What the task requires: Repeat all of the material below exactly as written, images excluded.

[Stored entries]
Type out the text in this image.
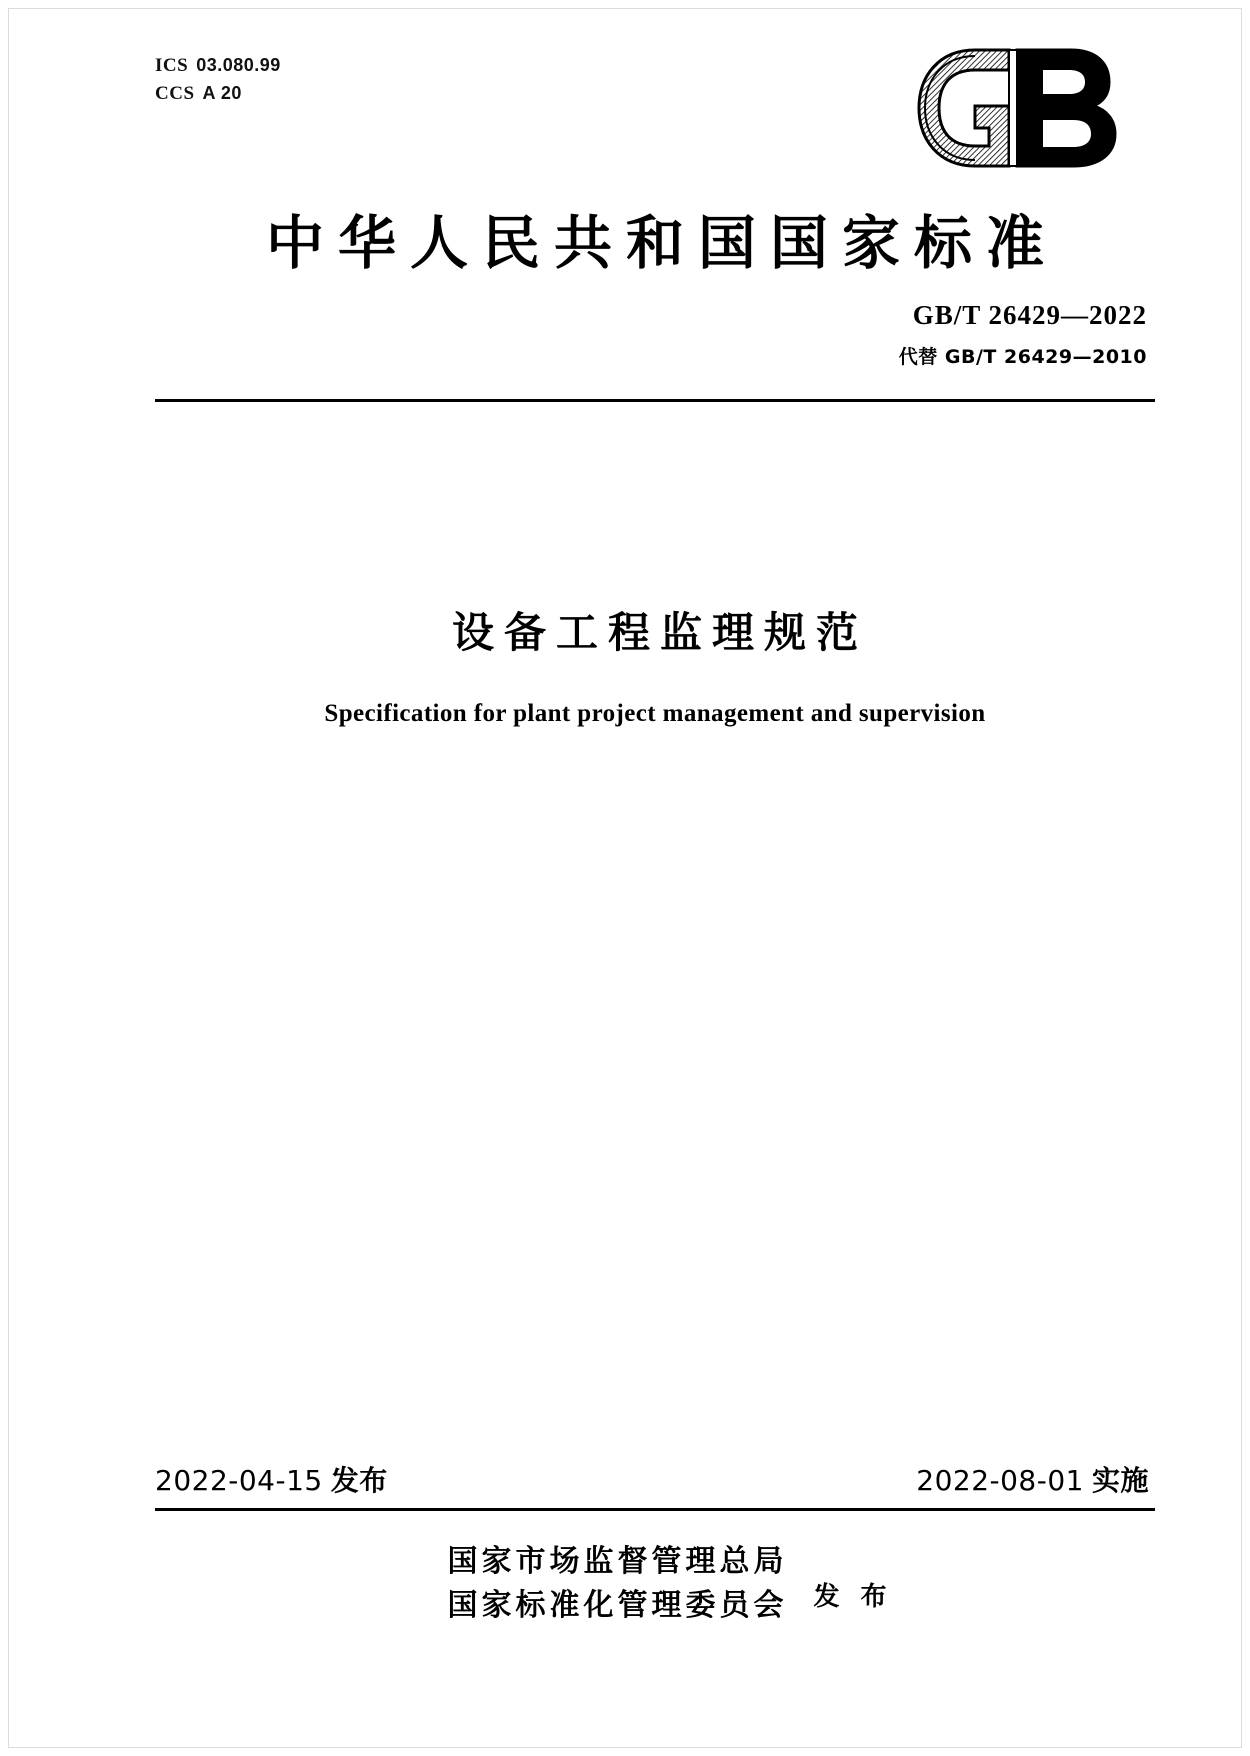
ICS 03.080.99
CCS A 20
中华人民共和国国家标准
GB/T 26429—2022
代替 GB/T 26429—2010
设备工程监理规范
Specification for plant project management and supervision
2022-04-15 发布	2022-08-01 实施
国家市场监督管理总局
国家标准化管理委员会 发 布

Full answer:
Type out the text in this image.
ICS 03.080.99
CCS A 20
中华人民共和国国家标准
GB/T 26429—2022
代替 GB/T 26429—2010
设备工程监理规范
Specification for plant project management and supervision
2022-04-15 发布	2022-08-01 实施
国家市场监督管理总局
国家标准化管理委员会 发 布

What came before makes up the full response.